··· Records supplied ···

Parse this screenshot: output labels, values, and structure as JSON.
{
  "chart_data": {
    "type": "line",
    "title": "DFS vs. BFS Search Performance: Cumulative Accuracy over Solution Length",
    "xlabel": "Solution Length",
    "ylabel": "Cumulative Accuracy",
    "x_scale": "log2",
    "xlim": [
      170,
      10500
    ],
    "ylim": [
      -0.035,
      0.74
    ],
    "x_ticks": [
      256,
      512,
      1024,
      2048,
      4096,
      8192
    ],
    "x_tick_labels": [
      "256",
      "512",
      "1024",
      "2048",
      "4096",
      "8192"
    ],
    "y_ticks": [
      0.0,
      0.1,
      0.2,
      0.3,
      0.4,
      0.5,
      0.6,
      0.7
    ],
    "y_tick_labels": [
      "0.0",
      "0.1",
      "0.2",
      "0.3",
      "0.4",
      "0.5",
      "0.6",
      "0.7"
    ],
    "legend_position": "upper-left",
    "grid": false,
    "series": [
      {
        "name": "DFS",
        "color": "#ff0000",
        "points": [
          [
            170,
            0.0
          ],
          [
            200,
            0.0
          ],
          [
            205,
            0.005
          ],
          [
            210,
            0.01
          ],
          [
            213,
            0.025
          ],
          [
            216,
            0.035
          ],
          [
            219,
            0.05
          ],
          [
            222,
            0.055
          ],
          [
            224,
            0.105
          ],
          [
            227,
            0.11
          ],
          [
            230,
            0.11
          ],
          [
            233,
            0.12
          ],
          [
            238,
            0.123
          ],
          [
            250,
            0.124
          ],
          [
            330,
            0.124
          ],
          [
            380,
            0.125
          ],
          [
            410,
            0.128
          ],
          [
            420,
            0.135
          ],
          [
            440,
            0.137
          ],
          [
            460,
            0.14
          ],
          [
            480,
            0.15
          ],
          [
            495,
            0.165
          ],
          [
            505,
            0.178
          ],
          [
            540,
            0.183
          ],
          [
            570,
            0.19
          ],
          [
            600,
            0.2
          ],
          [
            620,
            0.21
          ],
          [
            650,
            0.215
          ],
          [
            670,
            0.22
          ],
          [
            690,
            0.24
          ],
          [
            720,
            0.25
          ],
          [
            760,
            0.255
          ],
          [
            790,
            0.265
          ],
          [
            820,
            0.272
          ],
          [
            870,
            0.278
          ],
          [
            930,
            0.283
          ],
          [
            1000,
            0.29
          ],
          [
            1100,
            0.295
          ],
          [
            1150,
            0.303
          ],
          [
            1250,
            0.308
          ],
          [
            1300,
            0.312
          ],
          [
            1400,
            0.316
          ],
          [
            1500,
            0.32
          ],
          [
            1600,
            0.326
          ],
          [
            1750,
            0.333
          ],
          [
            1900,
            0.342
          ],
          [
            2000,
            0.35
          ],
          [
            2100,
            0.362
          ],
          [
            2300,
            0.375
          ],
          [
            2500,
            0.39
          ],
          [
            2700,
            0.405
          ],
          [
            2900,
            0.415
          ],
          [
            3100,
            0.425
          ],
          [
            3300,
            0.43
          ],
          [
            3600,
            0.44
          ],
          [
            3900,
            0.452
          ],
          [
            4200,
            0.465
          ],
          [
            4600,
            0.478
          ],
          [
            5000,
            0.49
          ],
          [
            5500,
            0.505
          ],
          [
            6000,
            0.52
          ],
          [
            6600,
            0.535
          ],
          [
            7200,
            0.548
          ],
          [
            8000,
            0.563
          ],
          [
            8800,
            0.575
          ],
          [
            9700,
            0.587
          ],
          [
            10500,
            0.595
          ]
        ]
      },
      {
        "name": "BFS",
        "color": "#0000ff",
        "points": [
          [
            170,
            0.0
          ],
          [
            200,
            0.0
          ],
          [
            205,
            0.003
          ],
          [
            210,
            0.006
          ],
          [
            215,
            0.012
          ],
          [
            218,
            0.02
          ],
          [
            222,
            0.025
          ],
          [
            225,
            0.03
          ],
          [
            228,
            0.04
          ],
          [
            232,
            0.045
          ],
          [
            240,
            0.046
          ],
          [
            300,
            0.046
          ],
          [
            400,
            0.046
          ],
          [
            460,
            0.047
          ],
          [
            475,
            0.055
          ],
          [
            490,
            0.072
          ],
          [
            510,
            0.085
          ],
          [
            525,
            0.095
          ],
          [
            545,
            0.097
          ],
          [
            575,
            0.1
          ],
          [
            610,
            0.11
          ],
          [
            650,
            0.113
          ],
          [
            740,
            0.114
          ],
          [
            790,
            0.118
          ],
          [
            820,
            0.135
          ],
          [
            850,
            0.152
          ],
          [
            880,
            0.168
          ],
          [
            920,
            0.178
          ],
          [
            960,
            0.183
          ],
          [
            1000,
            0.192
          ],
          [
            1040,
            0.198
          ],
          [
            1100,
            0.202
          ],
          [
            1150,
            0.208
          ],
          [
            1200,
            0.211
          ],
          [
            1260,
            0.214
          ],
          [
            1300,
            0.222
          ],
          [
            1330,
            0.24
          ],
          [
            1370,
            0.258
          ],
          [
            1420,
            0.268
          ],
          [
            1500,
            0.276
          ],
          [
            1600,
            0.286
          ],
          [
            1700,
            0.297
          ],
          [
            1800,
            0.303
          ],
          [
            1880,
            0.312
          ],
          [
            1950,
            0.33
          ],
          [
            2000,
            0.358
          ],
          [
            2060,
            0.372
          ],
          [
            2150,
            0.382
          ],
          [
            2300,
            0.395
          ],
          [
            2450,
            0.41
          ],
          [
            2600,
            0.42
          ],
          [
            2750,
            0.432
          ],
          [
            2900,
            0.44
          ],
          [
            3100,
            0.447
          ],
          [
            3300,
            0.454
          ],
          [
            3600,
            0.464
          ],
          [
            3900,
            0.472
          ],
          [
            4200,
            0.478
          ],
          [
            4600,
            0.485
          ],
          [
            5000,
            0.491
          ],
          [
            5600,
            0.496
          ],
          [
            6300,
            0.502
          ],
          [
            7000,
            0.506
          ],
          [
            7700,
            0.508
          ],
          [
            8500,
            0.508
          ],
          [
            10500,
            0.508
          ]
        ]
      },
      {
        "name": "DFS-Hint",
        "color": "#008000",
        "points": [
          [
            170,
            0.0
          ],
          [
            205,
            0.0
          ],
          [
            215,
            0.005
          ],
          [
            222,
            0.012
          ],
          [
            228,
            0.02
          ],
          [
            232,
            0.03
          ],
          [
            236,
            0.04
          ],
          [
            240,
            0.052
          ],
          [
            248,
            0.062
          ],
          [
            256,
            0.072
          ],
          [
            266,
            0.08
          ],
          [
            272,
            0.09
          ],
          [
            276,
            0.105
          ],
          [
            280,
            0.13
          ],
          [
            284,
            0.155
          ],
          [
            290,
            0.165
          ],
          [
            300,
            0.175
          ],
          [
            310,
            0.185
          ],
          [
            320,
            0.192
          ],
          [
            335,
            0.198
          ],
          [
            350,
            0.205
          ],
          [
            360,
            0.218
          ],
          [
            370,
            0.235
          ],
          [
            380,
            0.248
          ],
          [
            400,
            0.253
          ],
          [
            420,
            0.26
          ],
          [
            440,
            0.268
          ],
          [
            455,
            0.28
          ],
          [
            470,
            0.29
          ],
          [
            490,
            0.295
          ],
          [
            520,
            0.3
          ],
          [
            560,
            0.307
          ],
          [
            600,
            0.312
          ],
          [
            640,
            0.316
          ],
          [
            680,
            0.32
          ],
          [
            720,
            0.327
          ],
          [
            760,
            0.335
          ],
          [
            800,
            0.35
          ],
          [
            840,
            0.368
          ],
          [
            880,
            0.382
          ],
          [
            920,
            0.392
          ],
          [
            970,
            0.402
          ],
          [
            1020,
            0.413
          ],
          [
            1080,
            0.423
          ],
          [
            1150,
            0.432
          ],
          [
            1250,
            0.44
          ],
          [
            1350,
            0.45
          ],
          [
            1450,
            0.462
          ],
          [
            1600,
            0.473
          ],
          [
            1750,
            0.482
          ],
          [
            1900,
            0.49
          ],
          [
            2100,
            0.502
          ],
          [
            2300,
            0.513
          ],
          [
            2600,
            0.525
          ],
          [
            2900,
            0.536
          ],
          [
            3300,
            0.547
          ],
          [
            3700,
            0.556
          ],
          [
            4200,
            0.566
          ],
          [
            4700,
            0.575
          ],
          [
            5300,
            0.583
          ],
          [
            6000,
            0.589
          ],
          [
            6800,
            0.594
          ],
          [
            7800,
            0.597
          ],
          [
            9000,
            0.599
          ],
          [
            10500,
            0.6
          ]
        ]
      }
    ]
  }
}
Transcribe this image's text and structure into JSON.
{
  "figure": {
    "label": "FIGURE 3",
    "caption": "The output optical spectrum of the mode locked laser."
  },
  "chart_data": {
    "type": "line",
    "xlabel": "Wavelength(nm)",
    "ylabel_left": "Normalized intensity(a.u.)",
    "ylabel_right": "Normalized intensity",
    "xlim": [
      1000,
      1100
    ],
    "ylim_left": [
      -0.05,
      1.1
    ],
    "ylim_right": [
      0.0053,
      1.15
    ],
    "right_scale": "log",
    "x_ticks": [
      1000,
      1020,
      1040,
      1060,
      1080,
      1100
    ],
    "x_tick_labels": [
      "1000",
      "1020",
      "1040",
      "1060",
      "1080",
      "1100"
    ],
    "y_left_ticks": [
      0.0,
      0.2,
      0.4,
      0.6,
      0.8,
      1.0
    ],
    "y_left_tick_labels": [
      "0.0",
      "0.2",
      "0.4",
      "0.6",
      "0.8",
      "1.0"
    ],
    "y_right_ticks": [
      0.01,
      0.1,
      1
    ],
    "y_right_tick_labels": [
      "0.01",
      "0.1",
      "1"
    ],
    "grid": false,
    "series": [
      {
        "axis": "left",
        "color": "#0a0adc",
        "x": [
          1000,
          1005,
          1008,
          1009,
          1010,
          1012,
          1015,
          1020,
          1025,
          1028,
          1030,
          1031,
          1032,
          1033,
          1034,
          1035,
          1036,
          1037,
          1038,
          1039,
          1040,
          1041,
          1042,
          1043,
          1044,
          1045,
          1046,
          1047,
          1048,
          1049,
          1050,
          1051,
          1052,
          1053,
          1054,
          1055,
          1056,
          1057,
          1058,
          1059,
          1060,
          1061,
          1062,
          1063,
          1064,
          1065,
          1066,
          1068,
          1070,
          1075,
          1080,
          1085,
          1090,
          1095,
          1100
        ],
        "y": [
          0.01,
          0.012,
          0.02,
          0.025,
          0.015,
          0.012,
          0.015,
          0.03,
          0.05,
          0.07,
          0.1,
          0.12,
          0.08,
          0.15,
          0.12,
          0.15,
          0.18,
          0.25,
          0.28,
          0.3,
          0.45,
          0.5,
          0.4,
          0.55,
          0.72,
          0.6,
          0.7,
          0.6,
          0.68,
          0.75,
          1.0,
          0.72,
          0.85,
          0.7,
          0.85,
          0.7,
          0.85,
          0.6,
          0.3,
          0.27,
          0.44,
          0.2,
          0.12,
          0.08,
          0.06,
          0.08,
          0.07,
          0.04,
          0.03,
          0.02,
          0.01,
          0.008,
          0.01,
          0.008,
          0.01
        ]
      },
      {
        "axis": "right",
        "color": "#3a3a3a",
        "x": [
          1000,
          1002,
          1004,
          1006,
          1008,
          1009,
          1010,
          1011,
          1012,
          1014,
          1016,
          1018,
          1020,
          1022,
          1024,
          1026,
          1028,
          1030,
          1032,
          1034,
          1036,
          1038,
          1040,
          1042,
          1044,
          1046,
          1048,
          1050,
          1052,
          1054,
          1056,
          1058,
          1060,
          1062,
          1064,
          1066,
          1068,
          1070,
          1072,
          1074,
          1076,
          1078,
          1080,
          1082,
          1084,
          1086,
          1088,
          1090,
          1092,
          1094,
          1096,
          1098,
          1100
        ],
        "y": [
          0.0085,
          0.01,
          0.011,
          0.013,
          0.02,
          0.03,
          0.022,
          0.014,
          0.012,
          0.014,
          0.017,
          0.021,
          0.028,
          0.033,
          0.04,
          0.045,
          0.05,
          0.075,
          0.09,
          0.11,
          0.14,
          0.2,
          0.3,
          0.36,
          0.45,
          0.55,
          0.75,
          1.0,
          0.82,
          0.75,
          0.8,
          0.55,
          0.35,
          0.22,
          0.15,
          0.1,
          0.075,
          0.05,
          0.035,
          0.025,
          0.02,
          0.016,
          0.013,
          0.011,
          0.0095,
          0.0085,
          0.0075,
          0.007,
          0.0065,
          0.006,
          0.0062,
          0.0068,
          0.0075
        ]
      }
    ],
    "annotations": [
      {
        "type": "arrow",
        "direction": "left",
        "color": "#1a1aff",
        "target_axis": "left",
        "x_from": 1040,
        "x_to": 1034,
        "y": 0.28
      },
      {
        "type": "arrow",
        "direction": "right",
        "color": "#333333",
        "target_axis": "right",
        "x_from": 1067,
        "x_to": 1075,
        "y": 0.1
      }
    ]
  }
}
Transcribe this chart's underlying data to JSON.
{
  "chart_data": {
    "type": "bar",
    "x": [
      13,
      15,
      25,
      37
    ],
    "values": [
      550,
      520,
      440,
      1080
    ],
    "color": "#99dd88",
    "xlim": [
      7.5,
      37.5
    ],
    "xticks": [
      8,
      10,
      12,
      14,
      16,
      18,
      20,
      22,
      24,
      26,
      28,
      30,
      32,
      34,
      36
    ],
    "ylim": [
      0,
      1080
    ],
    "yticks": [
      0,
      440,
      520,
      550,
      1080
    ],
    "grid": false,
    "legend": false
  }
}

···

■ Prompt ■
Take the line in which "Transcribe this chart's" occurs and each subsequent line through the end; give these lines again without alteration.

■ Correct result ■
Transcribe this chart's underlying data to JSON.
{
  "chart_data": {
    "type": "bar",
    "x": [
      13,
      15,
      25,
      37
    ],
    "values": [
      550,
      520,
      440,
      1080
    ],
    "color": "#99dd88",
    "xlim": [
      7.5,
      37.5
    ],
    "xticks": [
      8,
      10,
      12,
      14,
      16,
      18,
      20,
      22,
      24,
      26,
      28,
      30,
      32,
      34,
      36
    ],
    "ylim": [
      0,
      1080
    ],
    "yticks": [
      0,
      440,
      520,
      550,
      1080
    ],
    "grid": false,
    "legend": false
  }
}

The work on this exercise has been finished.